--- Testo fornito ---
Napoli Mercadante. Tennessee Williams o della violenza circolare

Articolo di: 
Pietro Puca
Un tram che si chiama desiderio

La stagione teatrale del Teatro Stabile/Mercadante di Napoli ha proseguito col suo terzo appuntamento fino all'11 dicembre 2016 con Un tram che si chiama desiderio, un titolo imponente sia per l’argomento trattato (o, meglio, per il coacervo che in esso si ritrovano) che per la fama del suo autore, Tennessee Williams, il quale, unitamente al grande Arthur Miller si contende il podio di uno dei maggiori drammaturghi statunitensi del dopoguerra.
--- Voci ---
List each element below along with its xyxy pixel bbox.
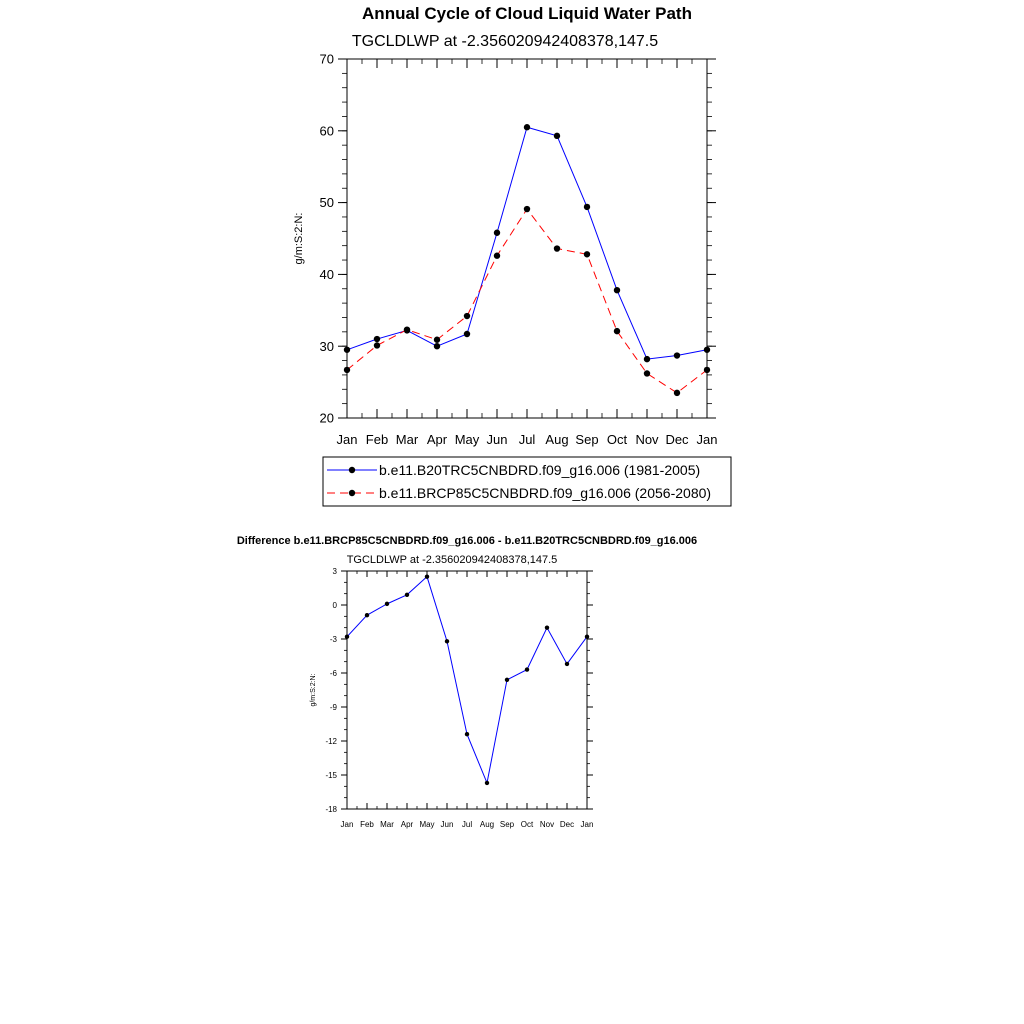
- data-point: [704, 367, 710, 373]
- data-point: [614, 287, 620, 293]
- data-point: [644, 356, 650, 362]
- data-point: [494, 230, 500, 236]
- data-point: [445, 639, 449, 643]
- x-tick-label: Jun: [486, 432, 508, 447]
- difference-chart: [310, 567, 593, 829]
- x-tick-label: Aug: [545, 432, 569, 447]
- x-tick-label: Feb: [360, 820, 374, 829]
- y-tick-label: 40: [319, 266, 334, 282]
- data-point: [554, 133, 560, 139]
- series-line-1: [347, 577, 587, 783]
- x-tick-label: Feb: [365, 432, 389, 447]
- annual-cycle-chart: [293, 52, 717, 447]
- data-point: [524, 206, 530, 212]
- y-tick-label: 3: [332, 566, 337, 576]
- data-point: [704, 347, 710, 353]
- x-tick-label: May: [419, 820, 435, 829]
- y-tick-label: -9: [329, 702, 337, 712]
- data-point: [644, 370, 650, 376]
- x-tick-label: Oct: [520, 820, 534, 829]
- data-point: [425, 574, 429, 578]
- data-point: [485, 781, 489, 785]
- data-point: [674, 390, 680, 396]
- x-tick-label: Sep: [575, 432, 599, 447]
- data-point: [434, 337, 440, 343]
- x-tick-label: Aug: [479, 820, 495, 829]
- data-point: [584, 251, 590, 257]
- y-tick-label: -18: [325, 804, 337, 814]
- data-point: [585, 635, 589, 639]
- y-tick-label: -6: [329, 668, 337, 678]
- data-point: [464, 331, 470, 337]
- x-tick-label: Oct: [606, 432, 628, 447]
- data-point: [405, 593, 409, 597]
- x-tick-label: Apr: [426, 432, 448, 447]
- data-point: [614, 328, 620, 334]
- main-chart-title: Annual Cycle of Cloud Liquid Water Path: [362, 4, 692, 23]
- data-point: [674, 352, 680, 358]
- plot-frame: [347, 59, 707, 418]
- y-tick-label: 0: [332, 600, 337, 610]
- y-tick-label: -15: [325, 770, 337, 780]
- legend-label-2: b.e11.BRCP85C5CNBDRD.f09_g16.006 (2056-2080): [379, 485, 712, 501]
- y-tick-label: 30: [319, 338, 334, 354]
- x-tick-label: May: [454, 432, 480, 447]
- legend-label-1: b.e11.B20TRC5CNBDRD.f09_g16.006 (1981-2005): [379, 462, 701, 478]
- y-tick-label: 70: [319, 51, 334, 67]
- data-point: [404, 326, 410, 332]
- data-point: [464, 313, 470, 319]
- data-point: [584, 204, 590, 210]
- data-point: [465, 732, 469, 736]
- x-tick-label: Sep: [499, 820, 515, 829]
- data-point: [344, 367, 350, 373]
- x-tick-label: Nov: [539, 820, 555, 829]
- data-point: [434, 343, 440, 349]
- data-point: [545, 625, 549, 629]
- data-point: [344, 347, 350, 353]
- series-line-1: [347, 127, 707, 359]
- y-tick-label: 50: [319, 195, 334, 211]
- y-tick-label: 60: [319, 123, 334, 139]
- difference-chart-title: Difference b.e11.BRCP85C5CNBDRD.f09_g16.006 - b.e11.B20TRC5CNBDRD.f09_g16.006: [236, 535, 698, 547]
- x-tick-label: Jul: [461, 820, 473, 829]
- x-tick-label: Jan: [336, 432, 358, 447]
- data-point: [365, 613, 369, 617]
- x-tick-label: Apr: [400, 820, 414, 829]
- data-point: [565, 662, 569, 666]
- x-tick-label: Nov: [635, 432, 659, 447]
- x-tick-label: Jan: [580, 820, 594, 829]
- data-point: [345, 635, 349, 639]
- legend: [323, 457, 731, 506]
- data-point: [524, 124, 530, 130]
- y-tick-label: -12: [325, 736, 337, 746]
- data-point: [374, 342, 380, 348]
- x-tick-label: Mar: [380, 820, 394, 829]
- x-tick-label: Jan: [696, 432, 718, 447]
- x-tick-label: Jun: [440, 820, 454, 829]
- data-point: [385, 602, 389, 606]
- x-tick-label: Jan: [340, 820, 354, 829]
- legend-marker-2: [349, 490, 355, 496]
- y-axis-label: g/m:S:2:N:: [310, 673, 317, 707]
- data-point: [554, 245, 560, 251]
- x-tick-label: Dec: [665, 432, 689, 447]
- data-point: [494, 253, 500, 259]
- y-tick-label: 20: [319, 410, 334, 426]
- x-tick-label: Jul: [518, 432, 536, 447]
- main-chart-subtitle: TGCLDLWP at -2.356020942408378,147.5: [351, 33, 659, 50]
- x-tick-label: Dec: [559, 820, 575, 829]
- data-point: [374, 336, 380, 342]
- y-tick-label: -3: [329, 634, 337, 644]
- series-line-2: [347, 209, 707, 393]
- x-tick-label: Mar: [395, 432, 419, 447]
- difference-chart-subtitle: TGCLDLWP at -2.356020942408378,147.5: [346, 554, 558, 566]
- legend-marker-1: [349, 467, 355, 473]
- y-axis-label: g/m:S:2:N:: [293, 212, 305, 265]
- data-point: [505, 678, 509, 682]
- data-point: [525, 667, 529, 671]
---
- [Esercizi]
1. Elenca tutte le persone nominate nel testo fornito.
2. Metti in inglese questa frase del testo fornito: «La stagione teatrale del Teatro Stabile/Mercadante di Napoli ha proseguito col suo terzo appuntamento fino all'11 dicembre 2016 con Un tram che si chiama desiderio, un titolo imponente sia per l’argomento trattato (o, meglio, per il coacervo che in esso si ritrovano) che per la fama del suo autore, Tennessee Williams, il quale, unitamente al grande Arthur Miller si contende il podio di uno dei maggiori drammaturghi statunitensi del dopoguerra.»
Le voci non servono a nulla.

- [Le risposte]
1. Pietro Puca, Tennessee Williams, Arthur Miller

2. The theater season of the Teatro Stabile/Mercadante in Naples continued with its third production, running until December 11, 2016, with A Streetcar Named Desire, an imposing title both for the subject it deals with (or, rather, for the jumble of subjects found in it) and for the fame of its author, Tennessee Williams, who, together with the great Arthur Miller, vies for the podium as one of the greatest American playwrights of the postwar period.